» **Problem requirements**
Please report every line from the material that contains the word "name".

-- Start Data supplied --

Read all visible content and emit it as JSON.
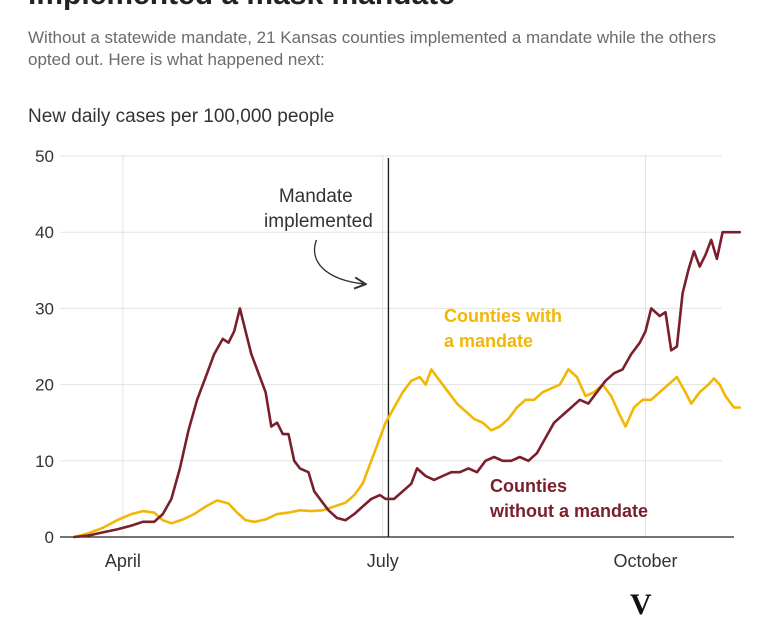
{
  "header": {
    "title": "implemented a mask mandate",
    "subtitle": "Without a statewide mandate, 21 Kansas counties implemented a mandate while the others opted out. Here is what happened next:"
  },
  "brand": {
    "logo_text": "V"
  },
  "colors": {
    "with_mandate": "#f2b705",
    "without_mandate": "#7a1f2b",
    "grid": "#e3e3e3",
    "axis": "#222222"
  },
  "chart_data": {
    "type": "line",
    "ylabel": "New daily cases per 100,000 people",
    "ylim": [
      0,
      50
    ],
    "yticks": [
      0,
      10,
      20,
      30,
      40,
      50
    ],
    "xlim": [
      "2020-03-10",
      "2020-11-01"
    ],
    "xticks": [
      {
        "label": "April",
        "date": "2020-04-01"
      },
      {
        "label": "July",
        "date": "2020-07-01"
      },
      {
        "label": "October",
        "date": "2020-10-01"
      }
    ],
    "grid": true,
    "annotation": {
      "lines": [
        "Mandate",
        "implemented"
      ],
      "date": "2020-07-03"
    },
    "series": [
      {
        "name": "Counties with a mandate",
        "label_lines": [
          "Counties with",
          "a mandate"
        ],
        "color": "#f2b705",
        "points": [
          [
            "2020-03-15",
            0
          ],
          [
            "2020-03-20",
            0.5
          ],
          [
            "2020-03-25",
            1.2
          ],
          [
            "2020-03-30",
            2.2
          ],
          [
            "2020-04-04",
            3
          ],
          [
            "2020-04-08",
            3.4
          ],
          [
            "2020-04-12",
            3.2
          ],
          [
            "2020-04-15",
            2.2
          ],
          [
            "2020-04-18",
            1.8
          ],
          [
            "2020-04-22",
            2.3
          ],
          [
            "2020-04-26",
            3
          ],
          [
            "2020-04-30",
            4
          ],
          [
            "2020-05-04",
            4.8
          ],
          [
            "2020-05-08",
            4.4
          ],
          [
            "2020-05-11",
            3.2
          ],
          [
            "2020-05-14",
            2.2
          ],
          [
            "2020-05-17",
            2
          ],
          [
            "2020-05-21",
            2.3
          ],
          [
            "2020-05-25",
            3
          ],
          [
            "2020-05-29",
            3.2
          ],
          [
            "2020-06-02",
            3.5
          ],
          [
            "2020-06-06",
            3.4
          ],
          [
            "2020-06-10",
            3.5
          ],
          [
            "2020-06-14",
            4
          ],
          [
            "2020-06-18",
            4.5
          ],
          [
            "2020-06-21",
            5.5
          ],
          [
            "2020-06-24",
            7
          ],
          [
            "2020-06-26",
            9
          ],
          [
            "2020-06-28",
            11
          ],
          [
            "2020-06-30",
            13
          ],
          [
            "2020-07-02",
            15
          ],
          [
            "2020-07-05",
            17
          ],
          [
            "2020-07-08",
            19
          ],
          [
            "2020-07-11",
            20.5
          ],
          [
            "2020-07-14",
            21
          ],
          [
            "2020-07-16",
            20
          ],
          [
            "2020-07-18",
            22
          ],
          [
            "2020-07-21",
            20.5
          ],
          [
            "2020-07-24",
            19
          ],
          [
            "2020-07-27",
            17.5
          ],
          [
            "2020-07-30",
            16.5
          ],
          [
            "2020-08-02",
            15.5
          ],
          [
            "2020-08-05",
            15
          ],
          [
            "2020-08-08",
            14
          ],
          [
            "2020-08-11",
            14.5
          ],
          [
            "2020-08-14",
            15.5
          ],
          [
            "2020-08-17",
            17
          ],
          [
            "2020-08-20",
            18
          ],
          [
            "2020-08-23",
            18
          ],
          [
            "2020-08-26",
            19
          ],
          [
            "2020-08-29",
            19.5
          ],
          [
            "2020-09-01",
            20
          ],
          [
            "2020-09-04",
            22
          ],
          [
            "2020-09-07",
            21
          ],
          [
            "2020-09-10",
            18.5
          ],
          [
            "2020-09-13",
            19
          ],
          [
            "2020-09-16",
            20
          ],
          [
            "2020-09-19",
            18.5
          ],
          [
            "2020-09-22",
            16
          ],
          [
            "2020-09-24",
            14.5
          ],
          [
            "2020-09-27",
            17
          ],
          [
            "2020-09-30",
            18
          ],
          [
            "2020-10-03",
            18
          ],
          [
            "2020-10-06",
            19
          ],
          [
            "2020-10-09",
            20
          ],
          [
            "2020-10-12",
            21
          ],
          [
            "2020-10-15",
            19
          ],
          [
            "2020-10-17",
            17.5
          ],
          [
            "2020-10-20",
            19
          ],
          [
            "2020-10-23",
            20
          ],
          [
            "2020-10-25",
            20.8
          ],
          [
            "2020-10-27",
            20
          ],
          [
            "2020-10-29",
            18.5
          ],
          [
            "2020-11-01",
            17
          ],
          [
            "2020-11-03",
            17
          ]
        ]
      },
      {
        "name": "Counties without a mandate",
        "label_lines": [
          "Counties",
          "without a mandate"
        ],
        "color": "#7a1f2b",
        "points": [
          [
            "2020-03-15",
            0
          ],
          [
            "2020-03-20",
            0.2
          ],
          [
            "2020-03-25",
            0.6
          ],
          [
            "2020-03-30",
            1
          ],
          [
            "2020-04-04",
            1.5
          ],
          [
            "2020-04-08",
            2
          ],
          [
            "2020-04-12",
            2
          ],
          [
            "2020-04-15",
            3
          ],
          [
            "2020-04-18",
            5
          ],
          [
            "2020-04-21",
            9
          ],
          [
            "2020-04-24",
            14
          ],
          [
            "2020-04-27",
            18
          ],
          [
            "2020-04-30",
            21
          ],
          [
            "2020-05-03",
            24
          ],
          [
            "2020-05-06",
            26
          ],
          [
            "2020-05-08",
            25.5
          ],
          [
            "2020-05-10",
            27
          ],
          [
            "2020-05-12",
            30
          ],
          [
            "2020-05-14",
            27
          ],
          [
            "2020-05-16",
            24
          ],
          [
            "2020-05-19",
            21
          ],
          [
            "2020-05-21",
            19
          ],
          [
            "2020-05-23",
            14.5
          ],
          [
            "2020-05-25",
            15
          ],
          [
            "2020-05-27",
            13.5
          ],
          [
            "2020-05-29",
            13.5
          ],
          [
            "2020-05-31",
            10
          ],
          [
            "2020-06-02",
            9
          ],
          [
            "2020-06-05",
            8.5
          ],
          [
            "2020-06-07",
            6
          ],
          [
            "2020-06-10",
            4.5
          ],
          [
            "2020-06-12",
            3.5
          ],
          [
            "2020-06-15",
            2.5
          ],
          [
            "2020-06-18",
            2.2
          ],
          [
            "2020-06-21",
            3
          ],
          [
            "2020-06-24",
            4
          ],
          [
            "2020-06-27",
            5
          ],
          [
            "2020-06-30",
            5.5
          ],
          [
            "2020-07-02",
            5
          ],
          [
            "2020-07-05",
            5
          ],
          [
            "2020-07-08",
            6
          ],
          [
            "2020-07-11",
            7
          ],
          [
            "2020-07-13",
            9
          ],
          [
            "2020-07-16",
            8
          ],
          [
            "2020-07-19",
            7.5
          ],
          [
            "2020-07-22",
            8
          ],
          [
            "2020-07-25",
            8.5
          ],
          [
            "2020-07-28",
            8.5
          ],
          [
            "2020-07-31",
            9
          ],
          [
            "2020-08-03",
            8.5
          ],
          [
            "2020-08-06",
            10
          ],
          [
            "2020-08-09",
            10.5
          ],
          [
            "2020-08-12",
            10
          ],
          [
            "2020-08-15",
            10
          ],
          [
            "2020-08-18",
            10.5
          ],
          [
            "2020-08-21",
            10
          ],
          [
            "2020-08-24",
            11
          ],
          [
            "2020-08-27",
            13
          ],
          [
            "2020-08-30",
            15
          ],
          [
            "2020-09-02",
            16
          ],
          [
            "2020-09-05",
            17
          ],
          [
            "2020-09-08",
            18
          ],
          [
            "2020-09-11",
            17.5
          ],
          [
            "2020-09-14",
            19
          ],
          [
            "2020-09-17",
            20.5
          ],
          [
            "2020-09-20",
            21.5
          ],
          [
            "2020-09-23",
            22
          ],
          [
            "2020-09-26",
            24
          ],
          [
            "2020-09-29",
            25.5
          ],
          [
            "2020-10-01",
            27
          ],
          [
            "2020-10-03",
            30
          ],
          [
            "2020-10-06",
            29
          ],
          [
            "2020-10-08",
            29.5
          ],
          [
            "2020-10-10",
            24.5
          ],
          [
            "2020-10-12",
            25
          ],
          [
            "2020-10-14",
            32
          ],
          [
            "2020-10-16",
            35
          ],
          [
            "2020-10-18",
            37.5
          ],
          [
            "2020-10-20",
            35.5
          ],
          [
            "2020-10-22",
            37
          ],
          [
            "2020-10-24",
            39
          ],
          [
            "2020-10-26",
            36.5
          ],
          [
            "2020-10-28",
            40
          ],
          [
            "2020-11-03",
            40
          ]
        ]
      }
    ]
  }
}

-- End Data supplied --

» **Finished answer**
        "name": "Counties with a mandate",
        "name": "Counties without a mandate",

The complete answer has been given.